Collected data entries.
--- BEGIN ---

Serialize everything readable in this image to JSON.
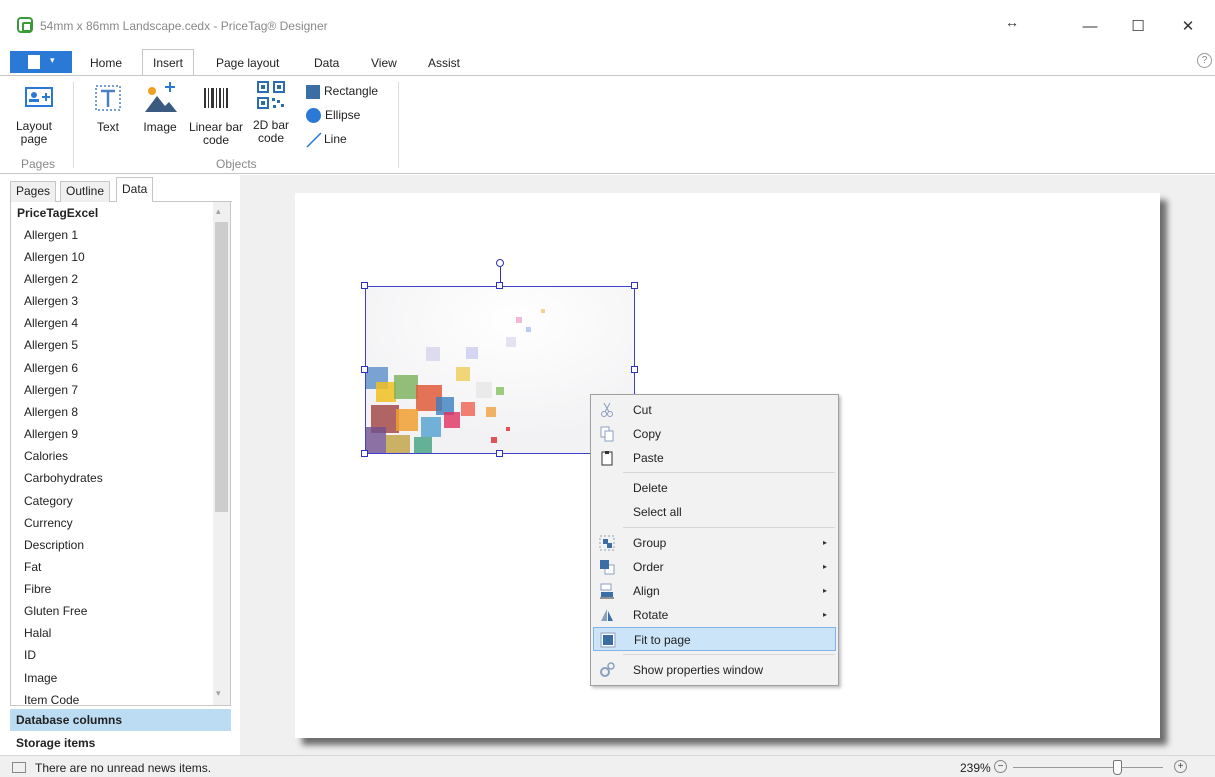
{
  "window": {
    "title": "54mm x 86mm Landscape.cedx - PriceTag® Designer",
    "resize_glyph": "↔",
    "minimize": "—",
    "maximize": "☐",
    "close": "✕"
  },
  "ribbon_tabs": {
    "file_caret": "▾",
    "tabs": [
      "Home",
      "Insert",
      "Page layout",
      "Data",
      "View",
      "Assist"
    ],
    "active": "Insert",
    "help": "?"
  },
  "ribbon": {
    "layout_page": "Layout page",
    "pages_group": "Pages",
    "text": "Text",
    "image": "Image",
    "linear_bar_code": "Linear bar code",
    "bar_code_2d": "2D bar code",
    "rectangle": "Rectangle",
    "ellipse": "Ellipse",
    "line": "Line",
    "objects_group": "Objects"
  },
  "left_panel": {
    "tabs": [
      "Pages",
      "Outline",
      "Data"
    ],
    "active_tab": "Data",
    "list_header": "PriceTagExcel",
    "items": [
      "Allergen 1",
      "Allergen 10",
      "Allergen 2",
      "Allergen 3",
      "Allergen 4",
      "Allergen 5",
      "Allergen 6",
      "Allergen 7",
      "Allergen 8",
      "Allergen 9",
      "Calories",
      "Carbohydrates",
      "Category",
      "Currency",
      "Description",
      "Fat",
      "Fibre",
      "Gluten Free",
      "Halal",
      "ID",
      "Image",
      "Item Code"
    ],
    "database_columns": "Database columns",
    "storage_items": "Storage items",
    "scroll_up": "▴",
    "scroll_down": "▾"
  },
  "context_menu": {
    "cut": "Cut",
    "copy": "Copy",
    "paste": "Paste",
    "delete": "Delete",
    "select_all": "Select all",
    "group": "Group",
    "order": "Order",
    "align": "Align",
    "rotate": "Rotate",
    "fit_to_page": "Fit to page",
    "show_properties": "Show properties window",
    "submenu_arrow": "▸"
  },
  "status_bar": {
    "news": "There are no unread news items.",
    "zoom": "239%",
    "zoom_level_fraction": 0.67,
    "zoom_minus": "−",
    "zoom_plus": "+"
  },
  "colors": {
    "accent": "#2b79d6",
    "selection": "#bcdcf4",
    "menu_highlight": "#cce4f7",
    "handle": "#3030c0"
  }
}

--- END ---

Set task. Restate the entire listing word for word, excluding pictures.

Answer to this exercise.
Serialize everything readable in this image to JSON.
{
  "window": {
    "title": "54mm x 86mm Landscape.cedx - PriceTag® Designer",
    "resize_glyph": "↔",
    "minimize": "—",
    "maximize": "☐",
    "close": "✕"
  },
  "ribbon_tabs": {
    "file_caret": "▾",
    "tabs": [
      "Home",
      "Insert",
      "Page layout",
      "Data",
      "View",
      "Assist"
    ],
    "active": "Insert",
    "help": "?"
  },
  "ribbon": {
    "layout_page": "Layout page",
    "pages_group": "Pages",
    "text": "Text",
    "image": "Image",
    "linear_bar_code": "Linear bar code",
    "bar_code_2d": "2D bar code",
    "rectangle": "Rectangle",
    "ellipse": "Ellipse",
    "line": "Line",
    "objects_group": "Objects"
  },
  "left_panel": {
    "tabs": [
      "Pages",
      "Outline",
      "Data"
    ],
    "active_tab": "Data",
    "list_header": "PriceTagExcel",
    "items": [
      "Allergen 1",
      "Allergen 10",
      "Allergen 2",
      "Allergen 3",
      "Allergen 4",
      "Allergen 5",
      "Allergen 6",
      "Allergen 7",
      "Allergen 8",
      "Allergen 9",
      "Calories",
      "Carbohydrates",
      "Category",
      "Currency",
      "Description",
      "Fat",
      "Fibre",
      "Gluten Free",
      "Halal",
      "ID",
      "Image",
      "Item Code"
    ],
    "database_columns": "Database columns",
    "storage_items": "Storage items",
    "scroll_up": "▴",
    "scroll_down": "▾"
  },
  "context_menu": {
    "cut": "Cut",
    "copy": "Copy",
    "paste": "Paste",
    "delete": "Delete",
    "select_all": "Select all",
    "group": "Group",
    "order": "Order",
    "align": "Align",
    "rotate": "Rotate",
    "fit_to_page": "Fit to page",
    "show_properties": "Show properties window",
    "submenu_arrow": "▸"
  },
  "status_bar": {
    "news": "There are no unread news items.",
    "zoom": "239%",
    "zoom_level_fraction": 0.67,
    "zoom_minus": "−",
    "zoom_plus": "+"
  },
  "colors": {
    "accent": "#2b79d6",
    "selection": "#bcdcf4",
    "menu_highlight": "#cce4f7",
    "handle": "#3030c0"
  }
}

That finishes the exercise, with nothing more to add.